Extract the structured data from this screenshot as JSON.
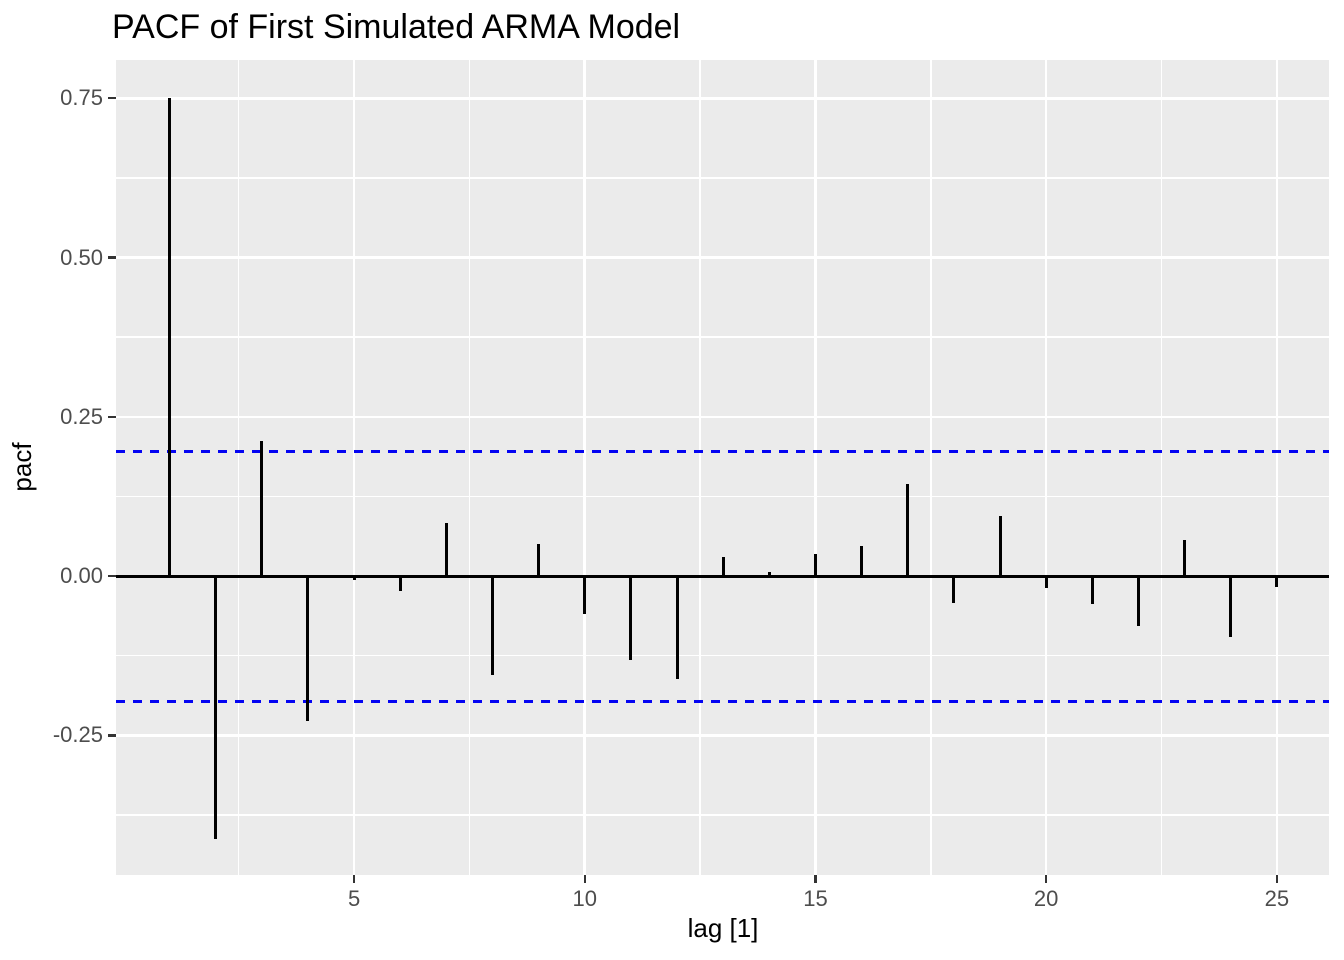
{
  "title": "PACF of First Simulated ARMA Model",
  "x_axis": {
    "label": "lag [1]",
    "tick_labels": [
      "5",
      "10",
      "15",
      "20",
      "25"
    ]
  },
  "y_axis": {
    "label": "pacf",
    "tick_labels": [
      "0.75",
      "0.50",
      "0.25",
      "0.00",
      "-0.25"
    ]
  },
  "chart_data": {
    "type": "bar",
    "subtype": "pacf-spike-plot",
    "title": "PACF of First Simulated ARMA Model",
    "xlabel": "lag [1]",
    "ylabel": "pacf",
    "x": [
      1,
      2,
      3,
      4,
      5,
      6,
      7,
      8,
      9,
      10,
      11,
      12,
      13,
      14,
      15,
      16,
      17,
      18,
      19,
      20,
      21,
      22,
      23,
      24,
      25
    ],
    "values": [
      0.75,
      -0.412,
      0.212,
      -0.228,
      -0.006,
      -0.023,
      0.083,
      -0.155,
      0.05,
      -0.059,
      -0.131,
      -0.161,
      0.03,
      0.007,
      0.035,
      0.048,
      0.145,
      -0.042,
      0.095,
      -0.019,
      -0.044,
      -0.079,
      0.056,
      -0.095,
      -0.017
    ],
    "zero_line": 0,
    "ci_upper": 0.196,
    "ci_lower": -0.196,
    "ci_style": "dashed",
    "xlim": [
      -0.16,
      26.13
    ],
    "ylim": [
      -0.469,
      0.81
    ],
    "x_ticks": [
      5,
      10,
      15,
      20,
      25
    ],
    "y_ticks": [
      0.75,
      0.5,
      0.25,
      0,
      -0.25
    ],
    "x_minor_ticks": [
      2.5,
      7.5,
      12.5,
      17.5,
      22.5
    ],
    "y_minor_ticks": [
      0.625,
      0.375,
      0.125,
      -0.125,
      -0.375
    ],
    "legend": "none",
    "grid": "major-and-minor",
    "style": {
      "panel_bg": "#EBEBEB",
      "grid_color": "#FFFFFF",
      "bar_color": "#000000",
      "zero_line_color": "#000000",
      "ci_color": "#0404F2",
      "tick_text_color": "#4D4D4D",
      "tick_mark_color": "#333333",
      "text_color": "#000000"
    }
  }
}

Aim:
Make an exact copy of all the material, but keep the pictures out of it.

Response for this exercise:
Extract the structured data from this screenshot as JSON.
{
  "title": "PACF of First Simulated ARMA Model",
  "x_axis": {
    "label": "lag [1]",
    "tick_labels": [
      "5",
      "10",
      "15",
      "20",
      "25"
    ]
  },
  "y_axis": {
    "label": "pacf",
    "tick_labels": [
      "0.75",
      "0.50",
      "0.25",
      "0.00",
      "-0.25"
    ]
  },
  "chart_data": {
    "type": "bar",
    "subtype": "pacf-spike-plot",
    "title": "PACF of First Simulated ARMA Model",
    "xlabel": "lag [1]",
    "ylabel": "pacf",
    "x": [
      1,
      2,
      3,
      4,
      5,
      6,
      7,
      8,
      9,
      10,
      11,
      12,
      13,
      14,
      15,
      16,
      17,
      18,
      19,
      20,
      21,
      22,
      23,
      24,
      25
    ],
    "values": [
      0.75,
      -0.412,
      0.212,
      -0.228,
      -0.006,
      -0.023,
      0.083,
      -0.155,
      0.05,
      -0.059,
      -0.131,
      -0.161,
      0.03,
      0.007,
      0.035,
      0.048,
      0.145,
      -0.042,
      0.095,
      -0.019,
      -0.044,
      -0.079,
      0.056,
      -0.095,
      -0.017
    ],
    "zero_line": 0,
    "ci_upper": 0.196,
    "ci_lower": -0.196,
    "ci_style": "dashed",
    "xlim": [
      -0.16,
      26.13
    ],
    "ylim": [
      -0.469,
      0.81
    ],
    "x_ticks": [
      5,
      10,
      15,
      20,
      25
    ],
    "y_ticks": [
      0.75,
      0.5,
      0.25,
      0,
      -0.25
    ],
    "x_minor_ticks": [
      2.5,
      7.5,
      12.5,
      17.5,
      22.5
    ],
    "y_minor_ticks": [
      0.625,
      0.375,
      0.125,
      -0.125,
      -0.375
    ],
    "legend": "none",
    "grid": "major-and-minor",
    "style": {
      "panel_bg": "#EBEBEB",
      "grid_color": "#FFFFFF",
      "bar_color": "#000000",
      "zero_line_color": "#000000",
      "ci_color": "#0404F2",
      "tick_text_color": "#4D4D4D",
      "tick_mark_color": "#333333",
      "text_color": "#000000"
    }
  }
}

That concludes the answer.